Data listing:

**********

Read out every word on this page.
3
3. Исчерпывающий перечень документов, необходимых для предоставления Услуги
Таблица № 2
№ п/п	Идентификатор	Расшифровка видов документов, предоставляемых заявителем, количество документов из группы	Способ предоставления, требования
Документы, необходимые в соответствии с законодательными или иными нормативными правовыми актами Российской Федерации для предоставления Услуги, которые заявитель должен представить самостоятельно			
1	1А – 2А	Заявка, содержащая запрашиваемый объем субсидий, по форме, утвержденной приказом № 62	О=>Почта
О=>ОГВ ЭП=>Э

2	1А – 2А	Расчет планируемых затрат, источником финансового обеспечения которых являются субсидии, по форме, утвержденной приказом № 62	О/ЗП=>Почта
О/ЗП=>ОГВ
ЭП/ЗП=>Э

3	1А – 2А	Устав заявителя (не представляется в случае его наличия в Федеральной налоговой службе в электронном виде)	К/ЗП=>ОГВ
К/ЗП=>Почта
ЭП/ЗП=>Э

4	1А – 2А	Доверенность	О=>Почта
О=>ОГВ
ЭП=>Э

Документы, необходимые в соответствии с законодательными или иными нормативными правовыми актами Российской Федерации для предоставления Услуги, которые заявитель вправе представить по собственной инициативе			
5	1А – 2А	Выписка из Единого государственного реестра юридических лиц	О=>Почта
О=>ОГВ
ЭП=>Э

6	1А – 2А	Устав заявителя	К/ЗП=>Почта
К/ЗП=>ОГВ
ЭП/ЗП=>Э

**********

Every record above should be copied exactly.

Read out every word on this page.
3
3. Исчерпывающий перечень документов, необходимых для предоставления Услуги
Таблица № 2
№ п/п	Идентификатор	Расшифровка видов документов, предоставляемых заявителем, количество документов из группы	Способ предоставления, требования
Документы, необходимые в соответствии с законодательными или иными нормативными правовыми актами Российской Федерации для предоставления Услуги, которые заявитель должен представить самостоятельно			
1	1А – 2А	Заявка, содержащая запрашиваемый объем субсидий, по форме, утвержденной приказом № 62	О=>Почта
О=>ОГВ ЭП=>Э

2	1А – 2А	Расчет планируемых затрат, источником финансового обеспечения которых являются субсидии, по форме, утвержденной приказом № 62	О/ЗП=>Почта
О/ЗП=>ОГВ
ЭП/ЗП=>Э

3	1А – 2А	Устав заявителя (не представляется в случае его наличия в Федеральной налоговой службе в электронном виде)	К/ЗП=>ОГВ
К/ЗП=>Почта
ЭП/ЗП=>Э

4	1А – 2А	Доверенность	О=>Почта
О=>ОГВ
ЭП=>Э

Документы, необходимые в соответствии с законодательными или иными нормативными правовыми актами Российской Федерации для предоставления Услуги, которые заявитель вправе представить по собственной инициативе			
5	1А – 2А	Выписка из Единого государственного реестра юридических лиц	О=>Почта
О=>ОГВ
ЭП=>Э

6	1А – 2А	Устав заявителя	К/ЗП=>Почта
К/ЗП=>ОГВ
ЭП/ЗП=>Э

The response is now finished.